- Problem details
Set down the data below without change, skipping the pictures it holds.

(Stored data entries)

[start]

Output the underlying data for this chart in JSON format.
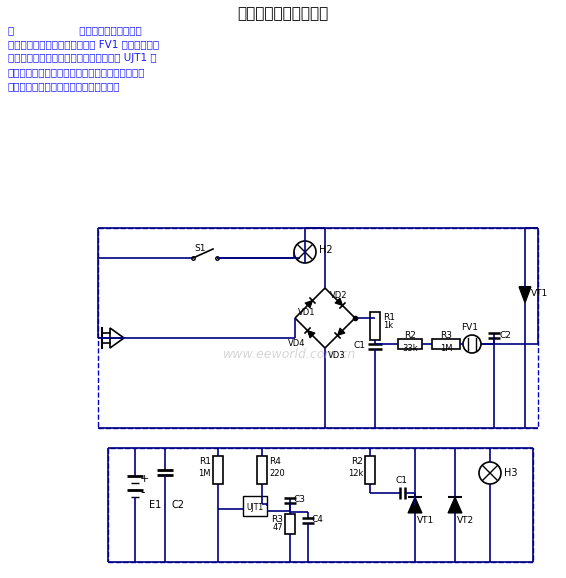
{
  "title": "晶闸管控制闪光灯电路",
  "title_fontsize": 11,
  "text_color": "#1a1aff",
  "bg_color": "#ffffff",
  "watermark": "www.eeworld.com.cn",
  "line_color": "#000080",
  "line_color2": "#0000cd",
  "para_lines": [
    "图                    示出两个利用晶闸管控",
    "制闪光灯的电路。前者利用氟管 FV1 的转折导通电",
    "压触发晶闸管导通，后者利用单结晶体管 UJT1 触",
    "发晶闸管导通。前者由交流供电，后者则由直流供",
    "电。为使灯闪烁，电路中接入换相电容。"
  ]
}
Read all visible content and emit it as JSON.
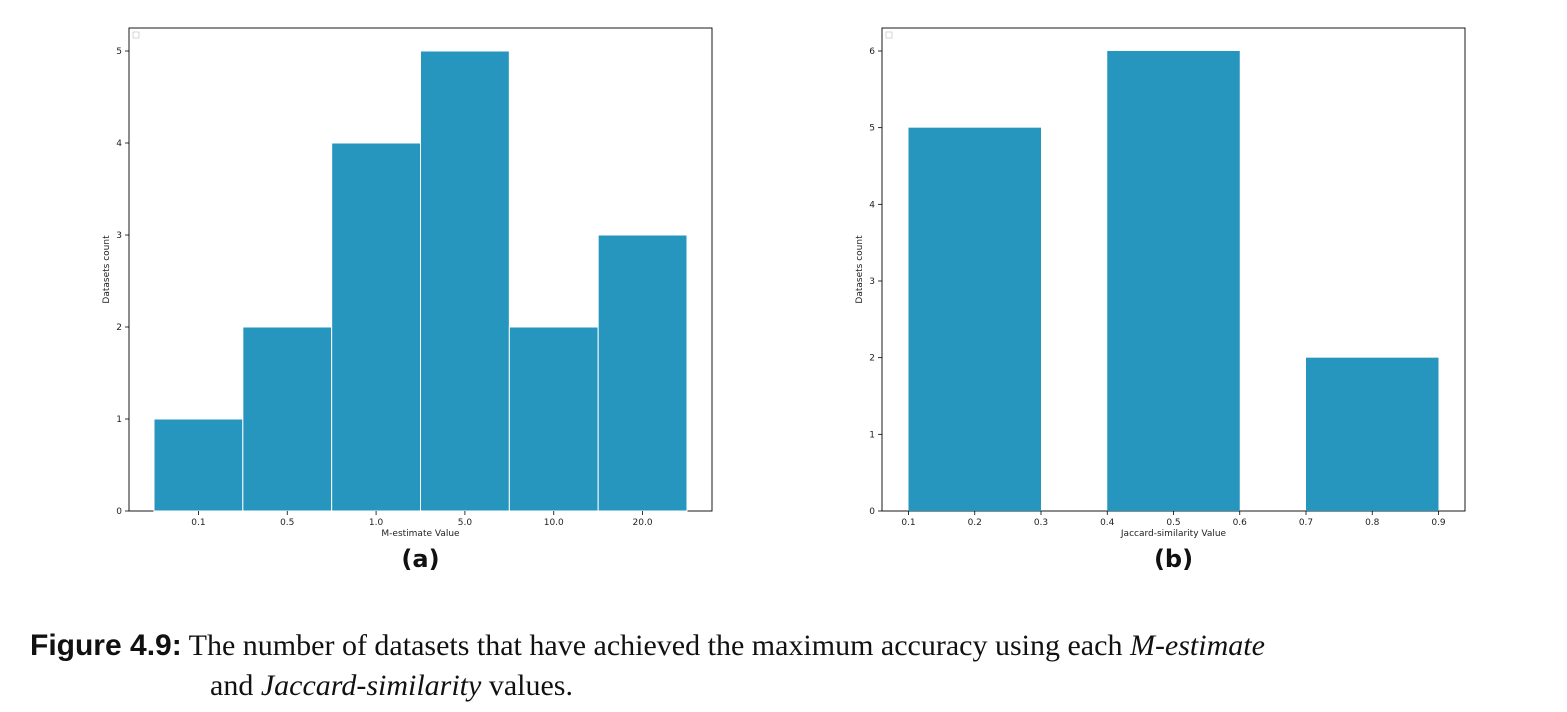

[end]

- Exercise output
Output the underlying data for this chart in JSON format.
{
  "title": "晶闸管控制闪光灯电路",
  "title_fontsize": 11,
  "text_color": "#1a1aff",
  "bg_color": "#ffffff",
  "watermark": "www.eeworld.com.cn",
  "line_color": "#000080",
  "line_color2": "#0000cd",
  "para_lines": [
    "图                    示出两个利用晶闸管控",
    "制闪光灯的电路。前者利用氟管 FV1 的转折导通电",
    "压触发晶闸管导通，后者利用单结晶体管 UJT1 触",
    "发晶闸管导通。前者由交流供电，后者则由直流供",
    "电。为使灯闪烁，电路中接入换相电容。"
  ]
}
Read all visible content and emit it as JSON.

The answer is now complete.